---------- Excerpted records

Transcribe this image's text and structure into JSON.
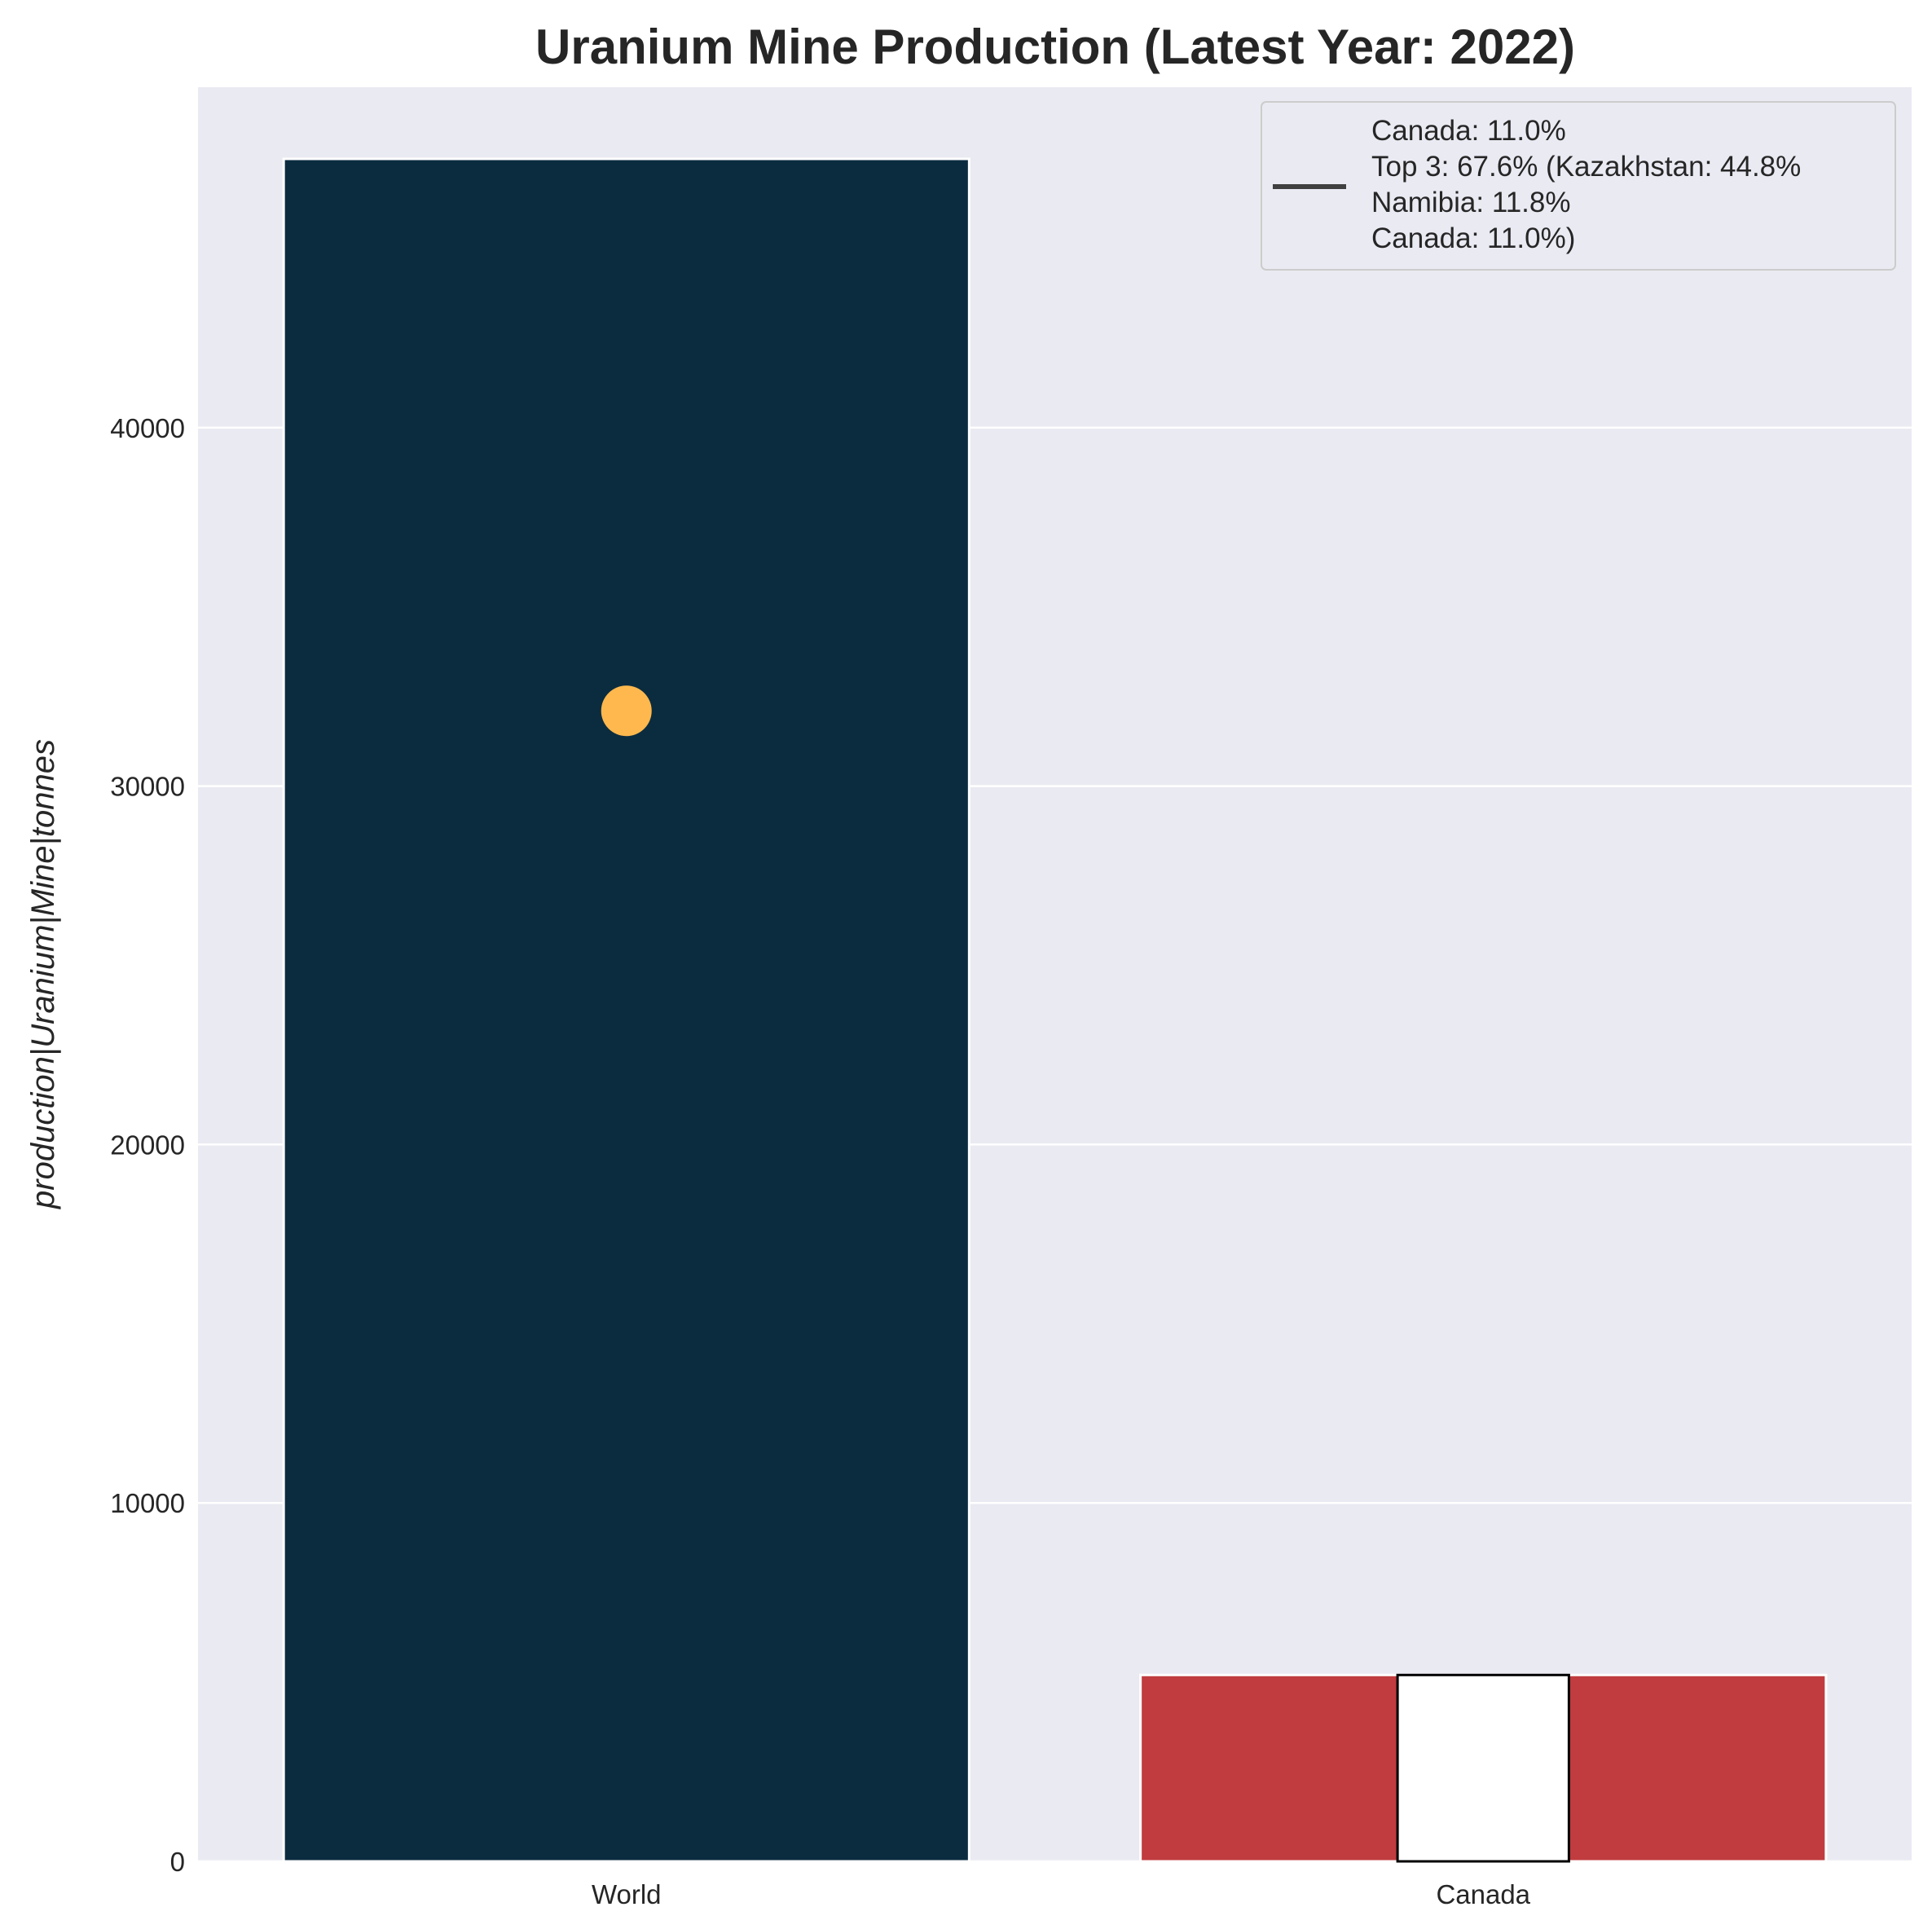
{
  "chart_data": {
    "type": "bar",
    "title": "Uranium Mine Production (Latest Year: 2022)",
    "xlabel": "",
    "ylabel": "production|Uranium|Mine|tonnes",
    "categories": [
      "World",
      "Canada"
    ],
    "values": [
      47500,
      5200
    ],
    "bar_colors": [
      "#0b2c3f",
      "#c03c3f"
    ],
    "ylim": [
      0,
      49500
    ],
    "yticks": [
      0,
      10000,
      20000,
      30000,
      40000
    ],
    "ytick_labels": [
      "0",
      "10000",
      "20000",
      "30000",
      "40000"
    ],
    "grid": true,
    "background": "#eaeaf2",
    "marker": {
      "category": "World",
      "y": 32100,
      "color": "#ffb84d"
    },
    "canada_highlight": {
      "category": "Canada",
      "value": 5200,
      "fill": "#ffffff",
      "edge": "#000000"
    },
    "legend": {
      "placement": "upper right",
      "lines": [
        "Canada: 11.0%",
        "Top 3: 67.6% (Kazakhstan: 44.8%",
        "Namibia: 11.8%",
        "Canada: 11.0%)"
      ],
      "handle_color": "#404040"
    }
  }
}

--------------------

● **Requirement**: Restate the entire listing word for word, excluding pictures.

● **Solution to this problem**:
Transcribe this image's text and structure into JSON.
{
  "chart_data": {
    "type": "bar",
    "title": "Uranium Mine Production (Latest Year: 2022)",
    "xlabel": "",
    "ylabel": "production|Uranium|Mine|tonnes",
    "categories": [
      "World",
      "Canada"
    ],
    "values": [
      47500,
      5200
    ],
    "bar_colors": [
      "#0b2c3f",
      "#c03c3f"
    ],
    "ylim": [
      0,
      49500
    ],
    "yticks": [
      0,
      10000,
      20000,
      30000,
      40000
    ],
    "ytick_labels": [
      "0",
      "10000",
      "20000",
      "30000",
      "40000"
    ],
    "grid": true,
    "background": "#eaeaf2",
    "marker": {
      "category": "World",
      "y": 32100,
      "color": "#ffb84d"
    },
    "canada_highlight": {
      "category": "Canada",
      "value": 5200,
      "fill": "#ffffff",
      "edge": "#000000"
    },
    "legend": {
      "placement": "upper right",
      "lines": [
        "Canada: 11.0%",
        "Top 3: 67.6% (Kazakhstan: 44.8%",
        "Namibia: 11.8%",
        "Canada: 11.0%)"
      ],
      "handle_color": "#404040"
    }
  }
}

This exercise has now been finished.